## EXERCISE GOAL
Omit all images, then return the remaining material exactly as it stands.

## SUPPLIED MATERIAL
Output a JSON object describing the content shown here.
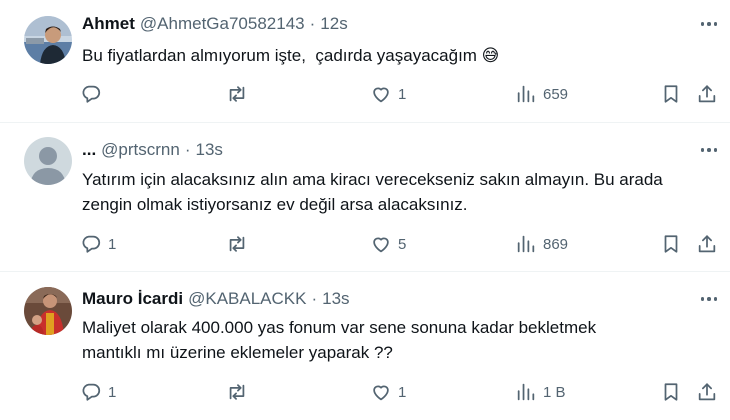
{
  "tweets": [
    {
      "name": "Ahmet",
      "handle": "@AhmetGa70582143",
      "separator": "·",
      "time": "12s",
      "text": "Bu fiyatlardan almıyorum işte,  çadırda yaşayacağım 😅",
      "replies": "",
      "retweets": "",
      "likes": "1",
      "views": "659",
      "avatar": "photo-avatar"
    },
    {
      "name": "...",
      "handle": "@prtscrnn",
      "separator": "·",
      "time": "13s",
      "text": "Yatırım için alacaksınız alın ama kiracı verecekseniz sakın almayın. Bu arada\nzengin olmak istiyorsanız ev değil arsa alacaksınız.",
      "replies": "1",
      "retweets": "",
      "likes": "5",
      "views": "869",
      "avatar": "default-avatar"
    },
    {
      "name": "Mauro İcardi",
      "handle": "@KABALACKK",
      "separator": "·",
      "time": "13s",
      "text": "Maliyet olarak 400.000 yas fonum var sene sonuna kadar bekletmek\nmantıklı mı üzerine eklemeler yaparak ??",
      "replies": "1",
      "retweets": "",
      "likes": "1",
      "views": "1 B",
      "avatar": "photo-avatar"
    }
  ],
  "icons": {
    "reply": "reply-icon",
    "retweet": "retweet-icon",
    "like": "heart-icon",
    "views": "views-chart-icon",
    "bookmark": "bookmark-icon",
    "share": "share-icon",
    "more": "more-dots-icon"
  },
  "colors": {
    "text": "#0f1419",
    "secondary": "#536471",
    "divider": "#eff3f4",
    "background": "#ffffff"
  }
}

## SOLUTION TO THE PROBLEM
Output a JSON object describing the content shown here.
{
  "tweets": [
    {
      "name": "Ahmet",
      "handle": "@AhmetGa70582143",
      "separator": "·",
      "time": "12s",
      "text": "Bu fiyatlardan almıyorum işte,  çadırda yaşayacağım 😅",
      "replies": "",
      "retweets": "",
      "likes": "1",
      "views": "659",
      "avatar": "photo-avatar"
    },
    {
      "name": "...",
      "handle": "@prtscrnn",
      "separator": "·",
      "time": "13s",
      "text": "Yatırım için alacaksınız alın ama kiracı verecekseniz sakın almayın. Bu arada\nzengin olmak istiyorsanız ev değil arsa alacaksınız.",
      "replies": "1",
      "retweets": "",
      "likes": "5",
      "views": "869",
      "avatar": "default-avatar"
    },
    {
      "name": "Mauro İcardi",
      "handle": "@KABALACKK",
      "separator": "·",
      "time": "13s",
      "text": "Maliyet olarak 400.000 yas fonum var sene sonuna kadar bekletmek\nmantıklı mı üzerine eklemeler yaparak ??",
      "replies": "1",
      "retweets": "",
      "likes": "1",
      "views": "1 B",
      "avatar": "photo-avatar"
    }
  ],
  "icons": {
    "reply": "reply-icon",
    "retweet": "retweet-icon",
    "like": "heart-icon",
    "views": "views-chart-icon",
    "bookmark": "bookmark-icon",
    "share": "share-icon",
    "more": "more-dots-icon"
  },
  "colors": {
    "text": "#0f1419",
    "secondary": "#536471",
    "divider": "#eff3f4",
    "background": "#ffffff"
  }
}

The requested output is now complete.